(Collection entries)
----------

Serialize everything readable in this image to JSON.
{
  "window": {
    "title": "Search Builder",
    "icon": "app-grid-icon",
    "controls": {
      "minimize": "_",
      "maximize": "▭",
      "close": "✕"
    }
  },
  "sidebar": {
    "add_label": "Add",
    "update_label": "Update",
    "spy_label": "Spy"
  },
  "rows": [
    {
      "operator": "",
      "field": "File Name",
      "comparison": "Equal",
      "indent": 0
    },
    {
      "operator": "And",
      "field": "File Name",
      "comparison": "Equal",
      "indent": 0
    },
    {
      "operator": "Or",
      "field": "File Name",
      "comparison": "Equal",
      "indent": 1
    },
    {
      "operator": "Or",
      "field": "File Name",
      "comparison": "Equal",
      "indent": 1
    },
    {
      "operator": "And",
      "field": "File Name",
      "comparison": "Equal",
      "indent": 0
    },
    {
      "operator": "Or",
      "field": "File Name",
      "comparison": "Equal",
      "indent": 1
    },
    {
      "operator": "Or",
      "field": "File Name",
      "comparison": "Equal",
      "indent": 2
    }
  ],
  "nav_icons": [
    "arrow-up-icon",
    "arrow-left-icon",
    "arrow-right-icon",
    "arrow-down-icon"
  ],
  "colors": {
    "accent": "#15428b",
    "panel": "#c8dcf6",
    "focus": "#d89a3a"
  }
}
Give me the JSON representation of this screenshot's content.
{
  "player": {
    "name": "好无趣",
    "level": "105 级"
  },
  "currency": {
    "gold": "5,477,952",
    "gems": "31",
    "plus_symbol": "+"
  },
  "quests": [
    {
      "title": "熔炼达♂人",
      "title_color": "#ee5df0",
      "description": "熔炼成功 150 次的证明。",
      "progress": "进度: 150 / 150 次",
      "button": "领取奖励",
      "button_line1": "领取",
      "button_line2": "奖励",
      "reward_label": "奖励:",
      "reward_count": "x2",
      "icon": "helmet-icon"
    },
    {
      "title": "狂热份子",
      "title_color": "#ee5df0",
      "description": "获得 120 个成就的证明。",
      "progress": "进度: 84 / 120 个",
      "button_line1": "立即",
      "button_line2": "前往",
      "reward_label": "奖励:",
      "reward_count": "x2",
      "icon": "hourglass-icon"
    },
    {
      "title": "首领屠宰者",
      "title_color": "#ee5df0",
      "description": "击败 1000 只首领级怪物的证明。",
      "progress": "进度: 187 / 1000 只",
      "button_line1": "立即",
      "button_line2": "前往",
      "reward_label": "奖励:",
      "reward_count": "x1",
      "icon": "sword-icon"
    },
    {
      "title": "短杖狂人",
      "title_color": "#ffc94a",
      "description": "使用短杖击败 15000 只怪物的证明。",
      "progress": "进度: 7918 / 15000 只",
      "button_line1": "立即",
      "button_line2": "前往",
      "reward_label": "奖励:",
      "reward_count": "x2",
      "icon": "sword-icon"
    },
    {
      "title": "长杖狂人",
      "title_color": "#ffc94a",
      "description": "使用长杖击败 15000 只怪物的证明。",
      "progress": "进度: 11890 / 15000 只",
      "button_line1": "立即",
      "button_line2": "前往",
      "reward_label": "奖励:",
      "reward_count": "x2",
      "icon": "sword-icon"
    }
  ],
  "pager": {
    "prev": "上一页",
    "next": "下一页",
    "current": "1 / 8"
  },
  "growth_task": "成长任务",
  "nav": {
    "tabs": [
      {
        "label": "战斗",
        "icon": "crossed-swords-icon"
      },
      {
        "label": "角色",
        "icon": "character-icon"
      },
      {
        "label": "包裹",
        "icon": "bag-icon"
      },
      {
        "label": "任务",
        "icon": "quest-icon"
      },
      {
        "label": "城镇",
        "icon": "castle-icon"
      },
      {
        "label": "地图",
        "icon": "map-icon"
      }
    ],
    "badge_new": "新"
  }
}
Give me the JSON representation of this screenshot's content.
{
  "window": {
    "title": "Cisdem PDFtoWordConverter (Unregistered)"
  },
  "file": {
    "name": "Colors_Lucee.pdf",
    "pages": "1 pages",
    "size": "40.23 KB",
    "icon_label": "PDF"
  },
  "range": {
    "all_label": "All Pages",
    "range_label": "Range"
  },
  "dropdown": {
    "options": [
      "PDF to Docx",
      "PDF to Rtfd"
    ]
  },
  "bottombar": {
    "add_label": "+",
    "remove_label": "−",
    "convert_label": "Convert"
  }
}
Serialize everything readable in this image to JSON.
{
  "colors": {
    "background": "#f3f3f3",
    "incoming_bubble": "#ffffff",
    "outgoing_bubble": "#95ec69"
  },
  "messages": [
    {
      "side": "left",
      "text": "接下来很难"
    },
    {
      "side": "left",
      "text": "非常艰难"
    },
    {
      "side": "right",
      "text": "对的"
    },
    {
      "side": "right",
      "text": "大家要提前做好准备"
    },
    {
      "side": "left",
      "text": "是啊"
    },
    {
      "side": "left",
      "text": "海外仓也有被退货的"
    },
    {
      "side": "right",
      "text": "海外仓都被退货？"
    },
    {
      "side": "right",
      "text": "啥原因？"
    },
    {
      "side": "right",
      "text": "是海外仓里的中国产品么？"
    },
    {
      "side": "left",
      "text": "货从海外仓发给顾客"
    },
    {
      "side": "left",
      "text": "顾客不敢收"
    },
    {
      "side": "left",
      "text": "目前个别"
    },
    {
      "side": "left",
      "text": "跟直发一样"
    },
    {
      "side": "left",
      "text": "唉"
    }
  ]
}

----------

== WHAT YOU HAVE TO DO ==
Each record must be repeated exactly as it is.

== WRITTEN RESPONSE ==
Serialize everything readable in this image to JSON.
{
  "window": {
    "title": "Search Builder",
    "icon": "app-grid-icon",
    "controls": {
      "minimize": "_",
      "maximize": "▭",
      "close": "✕"
    }
  },
  "sidebar": {
    "add_label": "Add",
    "update_label": "Update",
    "spy_label": "Spy"
  },
  "rows": [
    {
      "operator": "",
      "field": "File Name",
      "comparison": "Equal",
      "indent": 0
    },
    {
      "operator": "And",
      "field": "File Name",
      "comparison": "Equal",
      "indent": 0
    },
    {
      "operator": "Or",
      "field": "File Name",
      "comparison": "Equal",
      "indent": 1
    },
    {
      "operator": "Or",
      "field": "File Name",
      "comparison": "Equal",
      "indent": 1
    },
    {
      "operator": "And",
      "field": "File Name",
      "comparison": "Equal",
      "indent": 0
    },
    {
      "operator": "Or",
      "field": "File Name",
      "comparison": "Equal",
      "indent": 1
    },
    {
      "operator": "Or",
      "field": "File Name",
      "comparison": "Equal",
      "indent": 2
    }
  ],
  "nav_icons": [
    "arrow-up-icon",
    "arrow-left-icon",
    "arrow-right-icon",
    "arrow-down-icon"
  ],
  "colors": {
    "accent": "#15428b",
    "panel": "#c8dcf6",
    "focus": "#d89a3a"
  }
}
Give me the JSON representation of this screenshot's content.
{
  "player": {
    "name": "好无趣",
    "level": "105 级"
  },
  "currency": {
    "gold": "5,477,952",
    "gems": "31",
    "plus_symbol": "+"
  },
  "quests": [
    {
      "title": "熔炼达♂人",
      "title_color": "#ee5df0",
      "description": "熔炼成功 150 次的证明。",
      "progress": "进度: 150 / 150 次",
      "button": "领取奖励",
      "button_line1": "领取",
      "button_line2": "奖励",
      "reward_label": "奖励:",
      "reward_count": "x2",
      "icon": "helmet-icon"
    },
    {
      "title": "狂热份子",
      "title_color": "#ee5df0",
      "description": "获得 120 个成就的证明。",
      "progress": "进度: 84 / 120 个",
      "button_line1": "立即",
      "button_line2": "前往",
      "reward_label": "奖励:",
      "reward_count": "x2",
      "icon": "hourglass-icon"
    },
    {
      "title": "首领屠宰者",
      "title_color": "#ee5df0",
      "description": "击败 1000 只首领级怪物的证明。",
      "progress": "进度: 187 / 1000 只",
      "button_line1": "立即",
      "button_line2": "前往",
      "reward_label": "奖励:",
      "reward_count": "x1",
      "icon": "sword-icon"
    },
    {
      "title": "短杖狂人",
      "title_color": "#ffc94a",
      "description": "使用短杖击败 15000 只怪物的证明。",
      "progress": "进度: 7918 / 15000 只",
      "button_line1": "立即",
      "button_line2": "前往",
      "reward_label": "奖励:",
      "reward_count": "x2",
      "icon": "sword-icon"
    },
    {
      "title": "长杖狂人",
      "title_color": "#ffc94a",
      "description": "使用长杖击败 15000 只怪物的证明。",
      "progress": "进度: 11890 / 15000 只",
      "button_line1": "立即",
      "button_line2": "前往",
      "reward_label": "奖励:",
      "reward_count": "x2",
      "icon": "sword-icon"
    }
  ],
  "pager": {
    "prev": "上一页",
    "next": "下一页",
    "current": "1 / 8"
  },
  "growth_task": "成长任务",
  "nav": {
    "tabs": [
      {
        "label": "战斗",
        "icon": "crossed-swords-icon"
      },
      {
        "label": "角色",
        "icon": "character-icon"
      },
      {
        "label": "包裹",
        "icon": "bag-icon"
      },
      {
        "label": "任务",
        "icon": "quest-icon"
      },
      {
        "label": "城镇",
        "icon": "castle-icon"
      },
      {
        "label": "地图",
        "icon": "map-icon"
      }
    ],
    "badge_new": "新"
  }
}
Give me the JSON representation of this screenshot's content.
{
  "window": {
    "title": "Cisdem PDFtoWordConverter (Unregistered)"
  },
  "file": {
    "name": "Colors_Lucee.pdf",
    "pages": "1 pages",
    "size": "40.23 KB",
    "icon_label": "PDF"
  },
  "range": {
    "all_label": "All Pages",
    "range_label": "Range"
  },
  "dropdown": {
    "options": [
      "PDF to Docx",
      "PDF to Rtfd"
    ]
  },
  "bottombar": {
    "add_label": "+",
    "remove_label": "−",
    "convert_label": "Convert"
  }
}
Serialize everything readable in this image to JSON.
{
  "colors": {
    "background": "#f3f3f3",
    "incoming_bubble": "#ffffff",
    "outgoing_bubble": "#95ec69"
  },
  "messages": [
    {
      "side": "left",
      "text": "接下来很难"
    },
    {
      "side": "left",
      "text": "非常艰难"
    },
    {
      "side": "right",
      "text": "对的"
    },
    {
      "side": "right",
      "text": "大家要提前做好准备"
    },
    {
      "side": "left",
      "text": "是啊"
    },
    {
      "side": "left",
      "text": "海外仓也有被退货的"
    },
    {
      "side": "right",
      "text": "海外仓都被退货？"
    },
    {
      "side": "right",
      "text": "啥原因？"
    },
    {
      "side": "right",
      "text": "是海外仓里的中国产品么？"
    },
    {
      "side": "left",
      "text": "货从海外仓发给顾客"
    },
    {
      "side": "left",
      "text": "顾客不敢收"
    },
    {
      "side": "left",
      "text": "目前个别"
    },
    {
      "side": "left",
      "text": "跟直发一样"
    },
    {
      "side": "left",
      "text": "唉"
    }
  ]
}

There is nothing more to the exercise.